• INSTRUCTION
Single out each line with the word "Raman" and copy it.

• EXCERPTED RECORDS

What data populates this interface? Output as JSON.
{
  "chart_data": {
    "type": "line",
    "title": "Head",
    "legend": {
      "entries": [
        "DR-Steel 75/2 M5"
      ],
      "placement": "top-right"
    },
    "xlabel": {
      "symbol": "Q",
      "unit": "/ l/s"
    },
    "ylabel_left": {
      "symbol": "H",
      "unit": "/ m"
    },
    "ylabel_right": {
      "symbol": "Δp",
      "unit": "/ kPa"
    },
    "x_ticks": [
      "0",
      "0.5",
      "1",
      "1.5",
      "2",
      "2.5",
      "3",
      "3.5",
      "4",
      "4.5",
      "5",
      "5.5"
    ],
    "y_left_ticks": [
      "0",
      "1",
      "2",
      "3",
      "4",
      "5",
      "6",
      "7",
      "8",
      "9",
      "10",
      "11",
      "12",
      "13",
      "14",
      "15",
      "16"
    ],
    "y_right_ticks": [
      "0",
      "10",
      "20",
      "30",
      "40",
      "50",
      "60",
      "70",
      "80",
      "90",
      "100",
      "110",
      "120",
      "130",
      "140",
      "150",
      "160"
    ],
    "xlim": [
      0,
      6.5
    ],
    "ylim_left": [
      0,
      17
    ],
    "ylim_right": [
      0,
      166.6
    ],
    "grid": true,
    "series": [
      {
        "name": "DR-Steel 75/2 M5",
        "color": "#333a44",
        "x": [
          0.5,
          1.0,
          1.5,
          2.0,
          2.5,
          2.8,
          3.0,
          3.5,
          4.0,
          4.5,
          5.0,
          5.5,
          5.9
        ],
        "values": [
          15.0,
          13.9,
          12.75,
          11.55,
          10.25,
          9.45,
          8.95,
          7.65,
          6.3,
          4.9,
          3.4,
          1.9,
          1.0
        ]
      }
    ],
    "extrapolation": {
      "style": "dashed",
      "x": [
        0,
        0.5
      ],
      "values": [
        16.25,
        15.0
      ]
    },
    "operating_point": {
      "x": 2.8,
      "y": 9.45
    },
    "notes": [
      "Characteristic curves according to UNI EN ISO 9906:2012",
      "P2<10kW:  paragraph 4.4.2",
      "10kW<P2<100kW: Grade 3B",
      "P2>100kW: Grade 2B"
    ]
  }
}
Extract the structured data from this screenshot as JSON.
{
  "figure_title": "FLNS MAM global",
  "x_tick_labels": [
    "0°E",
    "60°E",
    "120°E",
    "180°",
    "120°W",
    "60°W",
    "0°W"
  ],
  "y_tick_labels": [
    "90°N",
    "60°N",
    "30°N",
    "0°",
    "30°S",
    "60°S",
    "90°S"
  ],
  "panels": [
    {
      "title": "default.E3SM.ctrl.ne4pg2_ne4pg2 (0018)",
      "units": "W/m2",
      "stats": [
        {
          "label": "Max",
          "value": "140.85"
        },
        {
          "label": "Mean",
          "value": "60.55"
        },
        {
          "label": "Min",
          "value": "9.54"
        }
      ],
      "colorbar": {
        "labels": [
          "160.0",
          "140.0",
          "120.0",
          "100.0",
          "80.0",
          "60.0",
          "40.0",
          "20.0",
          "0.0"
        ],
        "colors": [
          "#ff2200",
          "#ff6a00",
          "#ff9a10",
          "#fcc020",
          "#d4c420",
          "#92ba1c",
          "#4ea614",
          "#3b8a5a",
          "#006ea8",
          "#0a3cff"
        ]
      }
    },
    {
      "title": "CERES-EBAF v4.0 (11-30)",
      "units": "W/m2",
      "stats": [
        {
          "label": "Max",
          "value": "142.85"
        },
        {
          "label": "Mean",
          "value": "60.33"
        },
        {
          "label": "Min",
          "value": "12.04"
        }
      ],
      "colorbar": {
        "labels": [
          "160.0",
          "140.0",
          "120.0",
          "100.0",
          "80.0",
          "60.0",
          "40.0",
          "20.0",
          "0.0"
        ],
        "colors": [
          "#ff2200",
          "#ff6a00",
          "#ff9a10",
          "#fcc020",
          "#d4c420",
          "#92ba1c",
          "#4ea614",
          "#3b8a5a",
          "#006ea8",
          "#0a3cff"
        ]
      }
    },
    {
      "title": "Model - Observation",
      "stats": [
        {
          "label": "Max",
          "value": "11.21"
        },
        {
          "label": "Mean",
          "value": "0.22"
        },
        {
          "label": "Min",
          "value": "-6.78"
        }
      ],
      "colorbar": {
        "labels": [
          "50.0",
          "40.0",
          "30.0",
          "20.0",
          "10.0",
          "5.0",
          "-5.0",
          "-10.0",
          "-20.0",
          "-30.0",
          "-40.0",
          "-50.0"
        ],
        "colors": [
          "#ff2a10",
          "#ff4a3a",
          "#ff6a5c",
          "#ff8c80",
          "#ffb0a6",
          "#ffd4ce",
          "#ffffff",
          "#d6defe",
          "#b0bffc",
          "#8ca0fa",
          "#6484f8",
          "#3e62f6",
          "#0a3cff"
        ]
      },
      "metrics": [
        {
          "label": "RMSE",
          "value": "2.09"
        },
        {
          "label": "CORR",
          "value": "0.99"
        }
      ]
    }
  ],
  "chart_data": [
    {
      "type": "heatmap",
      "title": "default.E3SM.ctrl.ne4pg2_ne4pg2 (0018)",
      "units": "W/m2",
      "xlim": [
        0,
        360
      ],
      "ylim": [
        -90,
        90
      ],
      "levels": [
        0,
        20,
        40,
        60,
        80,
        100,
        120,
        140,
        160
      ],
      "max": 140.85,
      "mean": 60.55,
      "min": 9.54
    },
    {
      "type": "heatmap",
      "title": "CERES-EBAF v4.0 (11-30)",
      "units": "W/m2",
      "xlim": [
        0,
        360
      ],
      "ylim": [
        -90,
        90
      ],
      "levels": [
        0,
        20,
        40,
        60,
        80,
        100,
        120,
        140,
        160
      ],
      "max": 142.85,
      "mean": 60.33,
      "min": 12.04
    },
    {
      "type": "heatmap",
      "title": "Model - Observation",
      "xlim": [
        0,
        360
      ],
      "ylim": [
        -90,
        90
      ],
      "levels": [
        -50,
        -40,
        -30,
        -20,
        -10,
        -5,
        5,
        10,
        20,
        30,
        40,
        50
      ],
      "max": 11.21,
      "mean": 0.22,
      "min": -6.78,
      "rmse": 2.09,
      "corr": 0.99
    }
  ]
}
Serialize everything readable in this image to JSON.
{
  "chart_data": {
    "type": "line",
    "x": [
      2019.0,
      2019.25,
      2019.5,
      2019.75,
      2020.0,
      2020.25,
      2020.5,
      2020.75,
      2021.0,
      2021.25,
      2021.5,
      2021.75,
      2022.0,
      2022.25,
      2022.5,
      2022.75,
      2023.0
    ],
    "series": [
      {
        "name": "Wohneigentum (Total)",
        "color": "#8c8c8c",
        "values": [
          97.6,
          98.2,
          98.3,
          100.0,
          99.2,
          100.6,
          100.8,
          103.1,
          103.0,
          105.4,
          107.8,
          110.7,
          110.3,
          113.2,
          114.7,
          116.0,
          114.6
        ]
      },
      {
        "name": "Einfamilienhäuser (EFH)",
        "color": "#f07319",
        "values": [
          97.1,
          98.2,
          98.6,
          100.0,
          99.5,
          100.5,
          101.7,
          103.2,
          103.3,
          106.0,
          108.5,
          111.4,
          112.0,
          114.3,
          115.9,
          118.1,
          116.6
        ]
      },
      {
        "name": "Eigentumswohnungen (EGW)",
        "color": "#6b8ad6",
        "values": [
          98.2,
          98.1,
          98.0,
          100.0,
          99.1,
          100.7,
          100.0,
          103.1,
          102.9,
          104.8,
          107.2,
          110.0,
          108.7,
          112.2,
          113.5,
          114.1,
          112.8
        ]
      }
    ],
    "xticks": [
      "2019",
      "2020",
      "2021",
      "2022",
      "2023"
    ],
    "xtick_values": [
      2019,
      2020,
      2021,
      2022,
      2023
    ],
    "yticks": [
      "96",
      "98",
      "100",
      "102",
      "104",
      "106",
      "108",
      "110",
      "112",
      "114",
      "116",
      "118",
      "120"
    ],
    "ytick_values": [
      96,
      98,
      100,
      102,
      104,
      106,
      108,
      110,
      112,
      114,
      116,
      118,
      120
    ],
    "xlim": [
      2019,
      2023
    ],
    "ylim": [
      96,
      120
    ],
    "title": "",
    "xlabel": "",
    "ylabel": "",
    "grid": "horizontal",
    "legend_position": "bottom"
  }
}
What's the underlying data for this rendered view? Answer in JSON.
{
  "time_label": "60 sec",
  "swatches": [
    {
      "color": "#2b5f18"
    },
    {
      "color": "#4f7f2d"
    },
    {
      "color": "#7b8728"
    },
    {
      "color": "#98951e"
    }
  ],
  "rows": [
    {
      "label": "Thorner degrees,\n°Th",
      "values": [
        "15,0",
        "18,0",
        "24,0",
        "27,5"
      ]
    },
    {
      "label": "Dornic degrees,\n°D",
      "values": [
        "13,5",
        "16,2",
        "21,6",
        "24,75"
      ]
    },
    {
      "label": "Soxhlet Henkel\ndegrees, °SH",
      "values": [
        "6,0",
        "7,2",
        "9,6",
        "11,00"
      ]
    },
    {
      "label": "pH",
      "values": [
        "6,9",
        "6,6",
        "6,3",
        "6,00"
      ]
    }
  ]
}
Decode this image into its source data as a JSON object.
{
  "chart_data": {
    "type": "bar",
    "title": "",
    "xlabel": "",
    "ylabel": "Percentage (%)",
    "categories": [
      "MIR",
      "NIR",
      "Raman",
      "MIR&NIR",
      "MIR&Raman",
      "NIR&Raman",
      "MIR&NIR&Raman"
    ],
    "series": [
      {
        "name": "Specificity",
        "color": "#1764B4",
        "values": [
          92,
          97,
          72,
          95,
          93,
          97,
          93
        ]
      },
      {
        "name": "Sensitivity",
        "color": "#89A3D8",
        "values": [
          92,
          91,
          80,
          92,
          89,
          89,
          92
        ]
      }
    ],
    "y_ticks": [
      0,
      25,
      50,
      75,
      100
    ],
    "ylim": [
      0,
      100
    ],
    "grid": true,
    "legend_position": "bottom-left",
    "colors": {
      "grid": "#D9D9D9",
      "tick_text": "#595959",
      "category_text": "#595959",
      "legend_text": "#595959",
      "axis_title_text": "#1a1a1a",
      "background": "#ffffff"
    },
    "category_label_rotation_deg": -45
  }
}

• PROBLEM SOLUTION
      "Raman",
      "MIR&Raman",
      "NIR&Raman",
      "MIR&NIR&Raman"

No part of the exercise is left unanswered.